## Problems to solve
1 - Retype the passage about NIF's fusion experiments word for word, everything from "In a bomb, the" down to "of the helium.".
2 - Extend the passage about NIF's fusion experiments by writing what comes after its final sentence.

Some years ago, therefore, in the wake of America's abandonment in the 1990s of the testing of nuclear weapons, a group of bright sparks at Livermore thought useful experiments might still be carried out by developing a technology called inertial confinement, to do something similar on a far smaller scale. Thus was NIF born.
Ignition sequence start?
In a bomb, the compression is done by a fission explosion involving plutonium. In one of NIF's pellets it is done by the convergence on the pellet of 192 beams from a powerful laser. In both cases the aim is to overcome the mutual electrical repulsion of the positively charged nuclei of the atoms, and push those nuclei close enough to one another for a different fundamental force, the strong nuclear force (which operates only at short ranges) to take over.
The strong force is attractive, not repulsive. It pulls the protons and neutrons of the parent nuclei together into a heavier, daughter nucleus. That daughter requires less energy to bind it than do the parents, so the surplus is released--80% of it as kinetic energy of the departing neutron and 20% as kinetic energy of the helium.
The basis of the razzamatazz is that the NIF's researchers have released more energy from an imploding pellet than was inserted by the laser beams. They have, in other words, ignited a nuclear spark which burned for a while through the pellet in a self-sustaining way--something never before achieved. And that might be scaled up to release a far bigger fraction of the potential energy in the pellet's contents.

## Provided material
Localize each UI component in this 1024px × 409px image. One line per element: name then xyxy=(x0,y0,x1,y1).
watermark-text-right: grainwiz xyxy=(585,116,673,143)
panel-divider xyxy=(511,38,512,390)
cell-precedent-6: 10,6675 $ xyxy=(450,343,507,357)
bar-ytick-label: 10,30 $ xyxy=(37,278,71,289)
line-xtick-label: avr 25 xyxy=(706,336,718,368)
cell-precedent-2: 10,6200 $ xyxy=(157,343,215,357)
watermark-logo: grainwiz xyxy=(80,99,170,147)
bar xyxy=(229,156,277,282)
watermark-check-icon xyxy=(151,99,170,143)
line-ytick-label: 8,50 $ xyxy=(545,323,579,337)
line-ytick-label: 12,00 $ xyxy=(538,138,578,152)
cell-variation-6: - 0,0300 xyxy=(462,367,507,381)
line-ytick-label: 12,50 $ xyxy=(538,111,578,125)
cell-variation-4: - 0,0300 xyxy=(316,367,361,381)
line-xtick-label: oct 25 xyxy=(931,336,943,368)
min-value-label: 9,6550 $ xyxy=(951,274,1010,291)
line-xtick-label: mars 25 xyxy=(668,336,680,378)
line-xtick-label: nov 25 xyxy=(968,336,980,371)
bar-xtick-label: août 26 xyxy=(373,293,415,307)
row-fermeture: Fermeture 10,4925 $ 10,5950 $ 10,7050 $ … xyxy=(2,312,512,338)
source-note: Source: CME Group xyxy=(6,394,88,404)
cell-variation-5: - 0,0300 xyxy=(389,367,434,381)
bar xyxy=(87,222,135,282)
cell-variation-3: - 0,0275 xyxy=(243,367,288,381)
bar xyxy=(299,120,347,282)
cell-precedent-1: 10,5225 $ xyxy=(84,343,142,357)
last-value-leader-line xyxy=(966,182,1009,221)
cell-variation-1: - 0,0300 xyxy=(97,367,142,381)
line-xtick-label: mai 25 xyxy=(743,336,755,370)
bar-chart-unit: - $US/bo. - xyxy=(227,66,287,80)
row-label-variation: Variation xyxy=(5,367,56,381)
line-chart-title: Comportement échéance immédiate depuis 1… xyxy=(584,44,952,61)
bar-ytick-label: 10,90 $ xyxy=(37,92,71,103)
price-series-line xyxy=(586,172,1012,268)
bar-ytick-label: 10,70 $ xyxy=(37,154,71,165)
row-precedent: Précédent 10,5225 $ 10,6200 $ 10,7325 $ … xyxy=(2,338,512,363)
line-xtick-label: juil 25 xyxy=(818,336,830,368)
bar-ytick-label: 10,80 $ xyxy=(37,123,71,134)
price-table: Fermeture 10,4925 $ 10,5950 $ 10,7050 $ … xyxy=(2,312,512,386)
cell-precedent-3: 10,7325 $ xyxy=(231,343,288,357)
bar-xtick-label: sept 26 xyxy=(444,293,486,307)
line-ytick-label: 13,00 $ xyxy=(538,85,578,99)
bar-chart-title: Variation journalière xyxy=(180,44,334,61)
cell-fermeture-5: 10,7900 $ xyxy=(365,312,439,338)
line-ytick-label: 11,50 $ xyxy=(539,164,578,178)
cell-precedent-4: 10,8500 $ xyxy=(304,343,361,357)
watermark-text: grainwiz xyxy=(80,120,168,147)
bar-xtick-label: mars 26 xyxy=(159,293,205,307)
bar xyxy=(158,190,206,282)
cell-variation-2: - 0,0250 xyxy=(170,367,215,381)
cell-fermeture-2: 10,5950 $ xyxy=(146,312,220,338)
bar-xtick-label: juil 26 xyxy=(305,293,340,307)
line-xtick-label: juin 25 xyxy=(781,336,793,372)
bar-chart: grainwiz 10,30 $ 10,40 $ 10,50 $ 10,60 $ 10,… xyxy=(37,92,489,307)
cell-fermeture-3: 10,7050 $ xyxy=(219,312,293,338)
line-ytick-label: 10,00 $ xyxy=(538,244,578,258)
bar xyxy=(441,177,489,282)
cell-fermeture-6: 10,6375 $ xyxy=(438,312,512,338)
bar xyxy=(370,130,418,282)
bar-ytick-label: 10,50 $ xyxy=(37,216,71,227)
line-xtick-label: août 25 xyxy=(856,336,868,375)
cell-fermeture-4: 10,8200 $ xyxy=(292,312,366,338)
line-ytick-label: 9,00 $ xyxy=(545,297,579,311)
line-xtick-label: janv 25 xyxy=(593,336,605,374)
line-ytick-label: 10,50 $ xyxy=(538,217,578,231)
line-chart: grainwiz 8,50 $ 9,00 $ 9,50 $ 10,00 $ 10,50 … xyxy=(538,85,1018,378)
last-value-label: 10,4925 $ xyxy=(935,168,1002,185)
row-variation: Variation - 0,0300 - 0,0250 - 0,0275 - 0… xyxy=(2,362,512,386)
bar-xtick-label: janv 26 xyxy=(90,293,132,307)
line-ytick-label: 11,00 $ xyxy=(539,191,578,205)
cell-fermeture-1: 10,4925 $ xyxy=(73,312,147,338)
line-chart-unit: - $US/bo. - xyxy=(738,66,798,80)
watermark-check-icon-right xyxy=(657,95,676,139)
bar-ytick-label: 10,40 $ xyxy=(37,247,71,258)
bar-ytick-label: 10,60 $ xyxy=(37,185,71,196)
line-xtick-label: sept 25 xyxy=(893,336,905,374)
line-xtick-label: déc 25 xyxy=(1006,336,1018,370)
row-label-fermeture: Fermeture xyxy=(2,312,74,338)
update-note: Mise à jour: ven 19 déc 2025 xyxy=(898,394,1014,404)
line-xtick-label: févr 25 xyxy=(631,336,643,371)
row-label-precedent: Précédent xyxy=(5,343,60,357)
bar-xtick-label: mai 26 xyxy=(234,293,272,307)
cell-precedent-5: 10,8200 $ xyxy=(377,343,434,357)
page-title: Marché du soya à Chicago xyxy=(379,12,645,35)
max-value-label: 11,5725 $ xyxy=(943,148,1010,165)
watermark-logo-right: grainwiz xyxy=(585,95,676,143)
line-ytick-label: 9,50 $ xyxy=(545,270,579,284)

## Responses for each task
1 -
In a bomb, the compression is done by a fission explosion involving plutonium. In one of NIF's pellets it is done by the convergence on the pellet of 192 beams from a powerful laser. In both cases the aim is to overcome the mutual electrical repulsion of the positively charged nuclei of the atoms, and push those nuclei close enough to one another for a different fundamental force, the strong nuclear force (which operates only at short ranges) to take over.
The strong force is attractive, not repulsive. It pulls the protons and neutrons of the parent nuclei together into a heavier, daughter nucleus. That daughter requires less energy to bind it than do the parents, so the surplus is released--80% of it as kinetic energy of the departing neutron and 20% as kinetic energy of the helium.

2 -
Neat, in principle. And no doubt important for understanding hydrogen bombs. But this approach can be a power source only if the energy released exceeds not merely that incident on the pellet, but rather that employed to generate the beams. Unfortunately, the huge inefficiencies involved in creating those beams mean only a tiny fraction of the generative energy behind them arrives at the pellet. Not really the basis for a workable reactor. And that is before you factor in all the other engineering difficulties involved in transducing the kinetic energy of the fusion products into electricity.
Too cheap to meter?
Fusion, though, presses odd buttons in people's psyches. The supposedly limitless supply of fuel (for deuterium occurs naturally in a small fraction of water molecules) is touted as a benefit--conveniently ignoring the fact that tritium, which is radioactive and has a half-life of 12 years, has to be synthesised. And the observation that it releases no CO {-2} is true also of nuclear fission, solar energy and wind power, all of which are actual, developed technologies.
Yet, in this case, things are even odder. After decades when, to quote an old joke, "fusion power is 30 years away--and always will be", there are now real ideas and real firms with real money pursuing it in the private sector. Few of these projects involve the fiddly technology of inertial confinement by laser. Even lasers more modern than that used by NIF (which opened in 2009) have not overcome the inefficiencies inherent in the process of "pumping" the device to create the beam.
Instead, many commercial projects are based on tokamaks--an established approach that goes back to the 1950s. This heats the deuterium-tritium mixture into a plasma rather than freezing it into a pellet, and does the compressing magnetically. Breakthroughs in magnet technology, in particular, have enabled this renaissance.
The private sector being what it is, wilder ideas still are out there, too--from different fuel cycles involving different nuclei to a form of inertial confinement that works by firing a projectile into a fuel-rich target, rather than aiming laser beams at it. In light of all this, it seems inconceivable that the future of commercial fusion power, if it has one, lies with inertial-confinement by laser. Remember that, next time the headline writers get carried away.” [1]
· · ·1. "Cool it! A brouhaha about fusion." The Economist, 17 Dec. 2022, p. 72(US).